SUPPLIED INFORMATION
** begin **

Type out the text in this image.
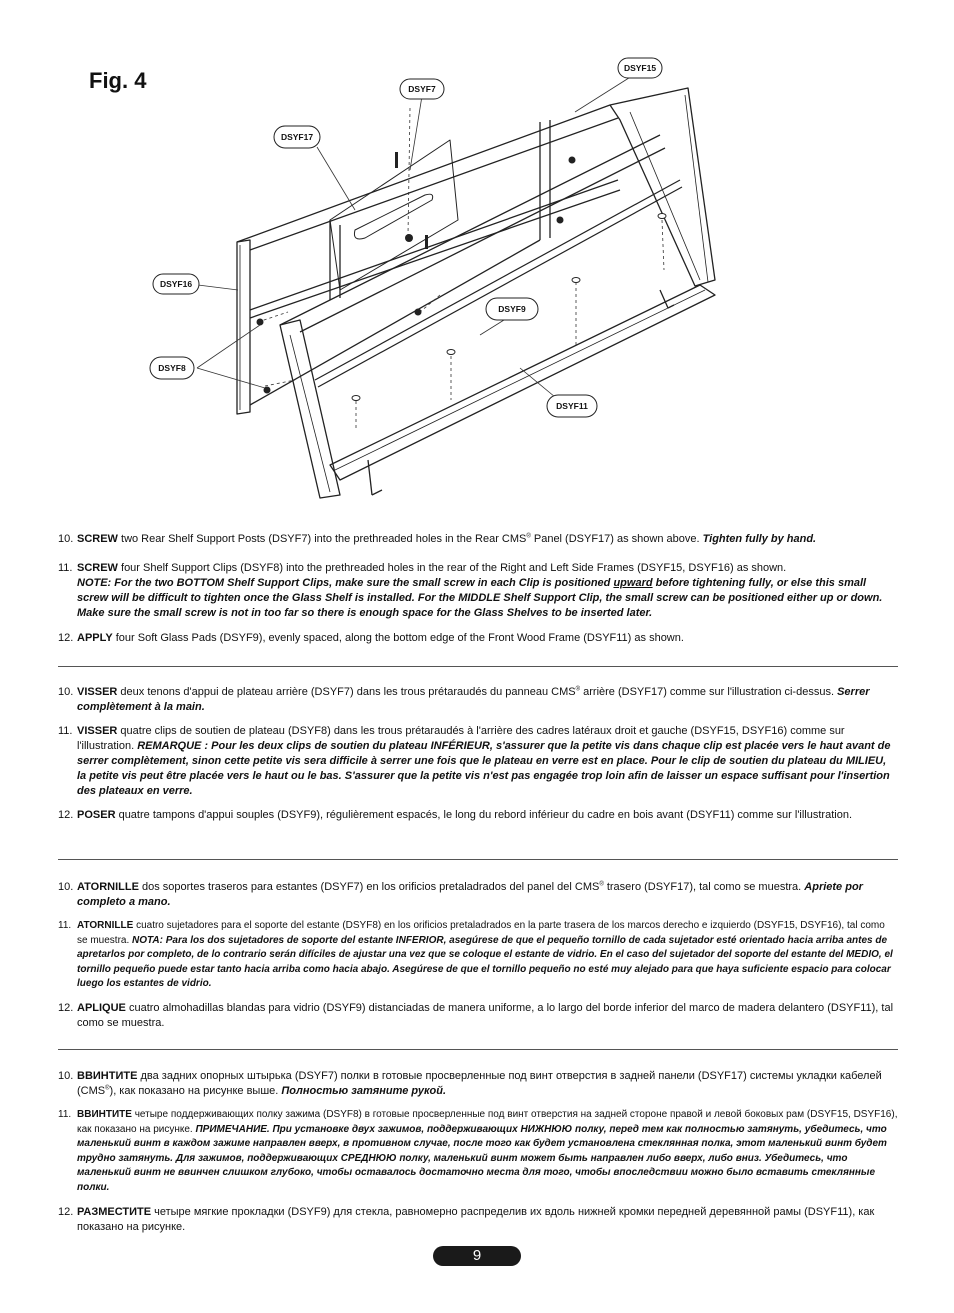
Fig. 4	DSYF15
DSYF7
DSYF17
DSYF16
DSYF9
DSYF8
DSYF11
10. SCREW two Rear Shelf Support Posts (DSYF7) into the prethreaded holes in the Rear CMS® Panel (DSYF17) as shown above. Tighten fully by hand.
11. SCREW four Shelf Support Clips (DSYF8) into the prethreaded holes in the rear of the Right and Left Side Frames (DSYF15, DSYF16) as shown.
NOTE: For the two BOTTOM Shelf Support Clips, make sure the small screw in each Clip is positioned upward before tightening fully, or else this small screw will be difficult to tighten once the Glass Shelf is installed. For the MIDDLE Shelf Support Clip, the small screw can be positioned either up or down. Make sure the small screw is not in too far so there is enough space for the Glass Shelves to be inserted later.
12. APPLY four Soft Glass Pads (DSYF9), evenly spaced, along the bottom edge of the Front Wood Frame (DSYF11) as shown.
10. VISSER deux tenons d'appui de plateau arrière (DSYF7) dans les trous prétaraudés du panneau CMS® arrière (DSYF17) comme sur l'illustration ci-dessus. Serrer complètement à la main.
11. VISSER quatre clips de soutien de plateau (DSYF8) dans les trous prétaraudés à l'arrière des cadres latéraux droit et gauche (DSYF15, DSYF16) comme sur l'illustration. REMARQUE : Pour les deux clips de soutien du plateau INFÉRIEUR, s'assurer que la petite vis dans chaque clip est placée vers le haut avant de serrer complètement, sinon cette petite vis sera difficile à serrer une fois que le plateau en verre est en place. Pour le clip de soutien du plateau du MILIEU, la petite vis peut être placée vers le haut ou le bas. S'assurer que la petite vis n'est pas engagée trop loin afin de laisser un espace suffisant pour l'insertion des plateaux en verre.
12. POSER quatre tampons d'appui souples (DSYF9), régulièrement espacés, le long du rebord inférieur du cadre en bois avant (DSYF11) comme sur l'illustration.
10. ATORNILLE dos soportes traseros para estantes (DSYF7) en los orificios pretaladrados del panel del CMS® trasero (DSYF17), tal como se muestra. Apriete por completo a mano.
11. ATORNILLE cuatro sujetadores para el soporte del estante (DSYF8) en los orificios pretaladrados en la parte trasera de los marcos derecho e izquierdo (DSYF15, DSYF16), tal como se muestra. NOTA: Para los dos sujetadores de soporte del estante INFERIOR, asegúrese de que el pequeño tornillo de cada sujetador esté orientado hacia arriba antes de apretarlos por completo, de lo contrario serán difíciles de ajustar una vez que se coloque el estante de vidrio. En el caso del sujetador del soporte del estante del MEDIO, el tornillo pequeño puede estar tanto hacia arriba como hacia abajo. Asegúrese de que el tornillo pequeño no esté muy alejado para que haya suficiente espacio para colocar luego los estantes de vidrio.
12. APLIQUE cuatro almohadillas blandas para vidrio (DSYF9) distanciadas de manera uniforme, a lo largo del borde inferior del marco de madera delantero (DSYF11), tal como se muestra.
10. ВВИНТИТЕ два задних опорных штырька (DSYF7) полки в готовые просверленные под винт отверстия в задней панели (DSYF17) системы укладки кабелей (CMS®), как показано на рисунке выше. Полностью затяните рукой.
11. ВВИНТИТЕ четыре поддерживающих полку зажима (DSYF8) в готовые просверленные под винт отверстия на задней стороне правой и левой боковых рам (DSYF15, DSYF16), как показано на рисунке. ПРИМЕЧАНИЕ. При установке двух зажимов, поддерживающих НИЖНЮЮ полку, перед тем как полностью затянуть, убедитесь, что маленький винт в каждом зажиме направлен вверх, в противном случае, после того как будет установлена стеклянная полка, этот маленький винт будет трудно затянуть. Для зажимов, поддерживающих СРЕДНЮЮ полку, маленький винт может быть направлен либо вверх, либо вниз. Убедитесь, что маленький винт не ввинчен слишком глубоко, чтобы оставалось достаточно места для того, чтобы впоследствии можно было вставить стеклянные полки.
12. РАЗМЕСТИТЕ четыре мягкие прокладки (DSYF9) для стекла, равномерно распределив их вдоль нижней кромки передней деревянной рамы (DSYF11), как показано на рисунке.
9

** end **

DIRECTIONS
Pick out each line in the material containing "prethreaded".

EXERCISE ANSWER
10. SCREW two Rear Shelf Support Posts (DSYF7) into the prethreaded holes in the Rear CMS® Panel (DSYF17) as shown above. Tighten fully by hand.
11. SCREW four Shelf Support Clips (DSYF8) into the prethreaded holes in the rear of the Right and Left Side Frames (DSYF15, DSYF16) as shown.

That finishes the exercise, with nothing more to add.